DATA LINES ->
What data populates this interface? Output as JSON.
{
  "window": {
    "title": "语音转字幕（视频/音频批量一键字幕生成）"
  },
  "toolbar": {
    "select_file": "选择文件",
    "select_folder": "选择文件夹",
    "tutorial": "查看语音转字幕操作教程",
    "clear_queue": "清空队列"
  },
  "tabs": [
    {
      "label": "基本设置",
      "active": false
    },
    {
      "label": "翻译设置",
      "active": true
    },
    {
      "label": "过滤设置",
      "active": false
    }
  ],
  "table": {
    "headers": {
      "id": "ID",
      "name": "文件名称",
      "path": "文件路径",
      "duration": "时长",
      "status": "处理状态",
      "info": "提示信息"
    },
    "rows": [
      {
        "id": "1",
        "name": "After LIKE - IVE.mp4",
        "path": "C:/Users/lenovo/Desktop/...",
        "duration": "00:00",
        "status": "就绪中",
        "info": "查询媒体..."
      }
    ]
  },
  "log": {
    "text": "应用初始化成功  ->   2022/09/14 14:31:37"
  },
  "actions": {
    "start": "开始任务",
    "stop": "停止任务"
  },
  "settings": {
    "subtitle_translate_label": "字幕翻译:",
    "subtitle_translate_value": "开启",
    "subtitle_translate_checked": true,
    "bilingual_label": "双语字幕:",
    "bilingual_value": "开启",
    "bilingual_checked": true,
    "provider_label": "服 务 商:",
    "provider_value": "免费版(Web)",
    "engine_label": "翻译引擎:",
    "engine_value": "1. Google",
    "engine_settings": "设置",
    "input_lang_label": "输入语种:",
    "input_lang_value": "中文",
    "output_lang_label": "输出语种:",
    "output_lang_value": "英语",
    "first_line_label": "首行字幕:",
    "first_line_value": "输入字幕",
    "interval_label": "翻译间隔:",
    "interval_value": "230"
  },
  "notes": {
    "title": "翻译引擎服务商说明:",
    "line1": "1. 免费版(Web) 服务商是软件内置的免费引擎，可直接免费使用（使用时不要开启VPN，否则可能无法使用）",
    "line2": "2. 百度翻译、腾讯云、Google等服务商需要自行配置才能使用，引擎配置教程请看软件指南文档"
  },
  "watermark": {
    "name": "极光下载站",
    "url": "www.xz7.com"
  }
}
* * *
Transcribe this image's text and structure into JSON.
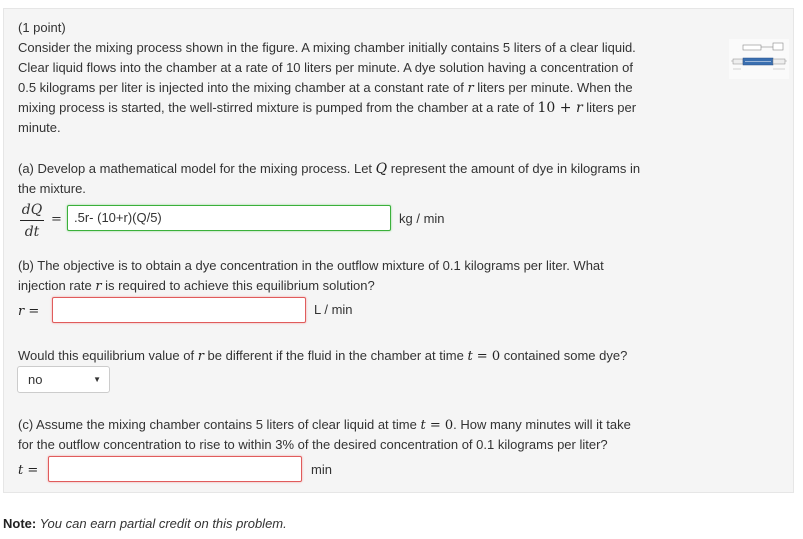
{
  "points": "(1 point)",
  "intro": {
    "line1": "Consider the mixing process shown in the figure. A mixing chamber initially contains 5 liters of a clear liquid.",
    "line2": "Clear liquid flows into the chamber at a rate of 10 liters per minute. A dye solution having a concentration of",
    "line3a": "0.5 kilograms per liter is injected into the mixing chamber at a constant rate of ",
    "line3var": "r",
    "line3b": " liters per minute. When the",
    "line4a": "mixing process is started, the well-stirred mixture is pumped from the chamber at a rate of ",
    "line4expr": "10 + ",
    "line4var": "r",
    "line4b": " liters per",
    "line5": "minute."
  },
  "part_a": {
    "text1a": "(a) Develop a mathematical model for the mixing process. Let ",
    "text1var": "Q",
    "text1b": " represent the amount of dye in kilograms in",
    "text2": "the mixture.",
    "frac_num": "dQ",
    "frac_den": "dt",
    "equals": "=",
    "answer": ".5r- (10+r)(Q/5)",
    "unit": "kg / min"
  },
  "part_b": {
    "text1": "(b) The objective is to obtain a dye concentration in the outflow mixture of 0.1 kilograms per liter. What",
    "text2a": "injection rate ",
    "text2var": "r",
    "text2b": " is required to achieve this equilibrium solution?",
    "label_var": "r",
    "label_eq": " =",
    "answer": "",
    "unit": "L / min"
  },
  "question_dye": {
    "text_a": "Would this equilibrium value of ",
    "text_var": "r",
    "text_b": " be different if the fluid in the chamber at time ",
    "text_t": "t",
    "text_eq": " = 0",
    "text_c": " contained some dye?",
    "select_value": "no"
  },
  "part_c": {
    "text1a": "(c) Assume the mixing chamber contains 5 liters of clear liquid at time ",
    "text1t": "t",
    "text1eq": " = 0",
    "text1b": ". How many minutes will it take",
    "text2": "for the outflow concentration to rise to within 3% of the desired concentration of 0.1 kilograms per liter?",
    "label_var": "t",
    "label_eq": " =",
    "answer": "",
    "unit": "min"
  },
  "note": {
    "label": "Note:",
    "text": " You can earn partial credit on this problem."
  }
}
...
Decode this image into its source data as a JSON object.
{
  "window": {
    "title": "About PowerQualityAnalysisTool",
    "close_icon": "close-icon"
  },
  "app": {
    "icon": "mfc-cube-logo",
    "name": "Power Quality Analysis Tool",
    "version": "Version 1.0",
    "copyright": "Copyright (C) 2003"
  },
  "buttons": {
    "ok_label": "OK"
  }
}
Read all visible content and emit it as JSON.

JOB -> The line containing "Decode this image" opens the part, and the line containing "Read all visible content and emit it as JSON." closes it. Output that part exactly, with both, and only that.

ANSWER ->
Decode this image into its source data as a JSON object.
{
  "window": {
    "title": "About PowerQualityAnalysisTool",
    "close_icon": "close-icon"
  },
  "app": {
    "icon": "mfc-cube-logo",
    "name": "Power Quality Analysis Tool",
    "version": "Version 1.0",
    "copyright": "Copyright (C) 2003"
  },
  "buttons": {
    "ok_label": "OK"
  }
}
Read all visible content and emit it as JSON.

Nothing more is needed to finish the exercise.